* [STATED GOAL]
Reproduce the lines from the first one through the line that contains "- histogram-bar: [848, 384, 858, 490]", including both ends, with no changes.

* START PROVIDED RECORDS *

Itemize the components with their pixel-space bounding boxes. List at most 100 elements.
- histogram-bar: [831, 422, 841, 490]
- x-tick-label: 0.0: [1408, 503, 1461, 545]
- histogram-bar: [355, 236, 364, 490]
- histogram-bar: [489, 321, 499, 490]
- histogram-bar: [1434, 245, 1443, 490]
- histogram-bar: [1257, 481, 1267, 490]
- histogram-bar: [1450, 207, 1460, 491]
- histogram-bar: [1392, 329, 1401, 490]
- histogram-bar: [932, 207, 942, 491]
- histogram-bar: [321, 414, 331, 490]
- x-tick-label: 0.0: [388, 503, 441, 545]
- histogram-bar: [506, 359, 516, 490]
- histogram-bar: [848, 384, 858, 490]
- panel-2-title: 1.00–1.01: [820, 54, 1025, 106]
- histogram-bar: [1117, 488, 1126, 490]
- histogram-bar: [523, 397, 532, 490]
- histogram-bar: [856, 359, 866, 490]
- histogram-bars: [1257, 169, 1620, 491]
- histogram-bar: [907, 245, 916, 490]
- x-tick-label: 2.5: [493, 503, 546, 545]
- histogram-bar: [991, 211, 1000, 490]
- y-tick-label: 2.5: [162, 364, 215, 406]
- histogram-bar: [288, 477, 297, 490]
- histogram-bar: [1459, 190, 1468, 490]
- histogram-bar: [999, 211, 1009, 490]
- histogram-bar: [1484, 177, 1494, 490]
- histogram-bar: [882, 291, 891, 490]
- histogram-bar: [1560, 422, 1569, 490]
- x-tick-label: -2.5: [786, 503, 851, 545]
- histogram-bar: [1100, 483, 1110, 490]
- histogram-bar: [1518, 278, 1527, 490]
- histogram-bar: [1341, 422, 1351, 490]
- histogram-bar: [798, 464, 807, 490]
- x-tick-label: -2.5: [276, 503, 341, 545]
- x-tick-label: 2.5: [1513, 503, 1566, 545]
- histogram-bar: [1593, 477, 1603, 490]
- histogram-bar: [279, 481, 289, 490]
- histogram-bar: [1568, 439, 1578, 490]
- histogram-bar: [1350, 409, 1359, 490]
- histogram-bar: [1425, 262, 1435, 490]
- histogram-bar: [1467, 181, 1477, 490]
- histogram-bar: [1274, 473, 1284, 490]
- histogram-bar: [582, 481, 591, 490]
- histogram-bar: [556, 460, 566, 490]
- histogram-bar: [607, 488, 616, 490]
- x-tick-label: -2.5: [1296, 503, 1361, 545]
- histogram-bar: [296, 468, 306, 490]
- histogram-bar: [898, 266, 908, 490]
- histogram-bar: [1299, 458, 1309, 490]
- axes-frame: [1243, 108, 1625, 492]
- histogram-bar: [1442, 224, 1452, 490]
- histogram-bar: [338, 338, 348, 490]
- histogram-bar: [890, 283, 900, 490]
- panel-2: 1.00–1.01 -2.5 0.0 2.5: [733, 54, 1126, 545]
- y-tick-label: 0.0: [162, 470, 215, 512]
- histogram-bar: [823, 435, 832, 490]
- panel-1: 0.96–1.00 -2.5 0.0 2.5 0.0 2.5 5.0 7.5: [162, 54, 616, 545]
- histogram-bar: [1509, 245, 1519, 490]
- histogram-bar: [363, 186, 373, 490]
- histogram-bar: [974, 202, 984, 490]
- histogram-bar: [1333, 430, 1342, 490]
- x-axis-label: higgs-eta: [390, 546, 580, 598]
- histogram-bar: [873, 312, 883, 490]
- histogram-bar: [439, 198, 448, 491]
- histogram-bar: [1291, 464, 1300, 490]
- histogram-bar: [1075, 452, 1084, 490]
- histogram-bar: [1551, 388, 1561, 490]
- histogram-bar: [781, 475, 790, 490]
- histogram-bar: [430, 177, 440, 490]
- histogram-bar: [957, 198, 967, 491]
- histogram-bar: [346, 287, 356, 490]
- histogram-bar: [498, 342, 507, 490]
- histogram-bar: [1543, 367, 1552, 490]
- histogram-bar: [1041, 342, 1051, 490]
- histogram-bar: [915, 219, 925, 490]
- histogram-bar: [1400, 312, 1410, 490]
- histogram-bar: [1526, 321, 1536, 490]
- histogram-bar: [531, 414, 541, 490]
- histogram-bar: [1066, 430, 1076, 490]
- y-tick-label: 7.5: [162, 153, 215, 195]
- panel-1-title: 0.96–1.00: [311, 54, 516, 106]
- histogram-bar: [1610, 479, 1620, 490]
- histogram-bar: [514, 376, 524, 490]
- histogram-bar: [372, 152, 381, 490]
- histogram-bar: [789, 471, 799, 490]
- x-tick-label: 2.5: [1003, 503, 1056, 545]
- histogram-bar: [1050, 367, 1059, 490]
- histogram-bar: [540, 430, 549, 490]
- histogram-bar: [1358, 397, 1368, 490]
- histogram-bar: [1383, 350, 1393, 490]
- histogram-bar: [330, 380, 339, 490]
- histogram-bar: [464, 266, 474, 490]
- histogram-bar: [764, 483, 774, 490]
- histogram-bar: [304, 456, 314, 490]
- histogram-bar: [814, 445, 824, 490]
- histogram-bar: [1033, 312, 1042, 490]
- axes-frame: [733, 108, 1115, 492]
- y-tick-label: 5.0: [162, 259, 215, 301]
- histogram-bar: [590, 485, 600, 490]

* END PROVIDED RECORDS *

* [FINAL RESULT]
Itemize the components with their pixel-space bounding boxes. List at most 100 elements.
- histogram-bar: [831, 422, 841, 490]
- x-tick-label: 0.0: [1408, 503, 1461, 545]
- histogram-bar: [355, 236, 364, 490]
- histogram-bar: [489, 321, 499, 490]
- histogram-bar: [1434, 245, 1443, 490]
- histogram-bar: [1257, 481, 1267, 490]
- histogram-bar: [1450, 207, 1460, 491]
- histogram-bar: [1392, 329, 1401, 490]
- histogram-bar: [932, 207, 942, 491]
- histogram-bar: [321, 414, 331, 490]
- x-tick-label: 0.0: [388, 503, 441, 545]
- histogram-bar: [506, 359, 516, 490]
- histogram-bar: [848, 384, 858, 490]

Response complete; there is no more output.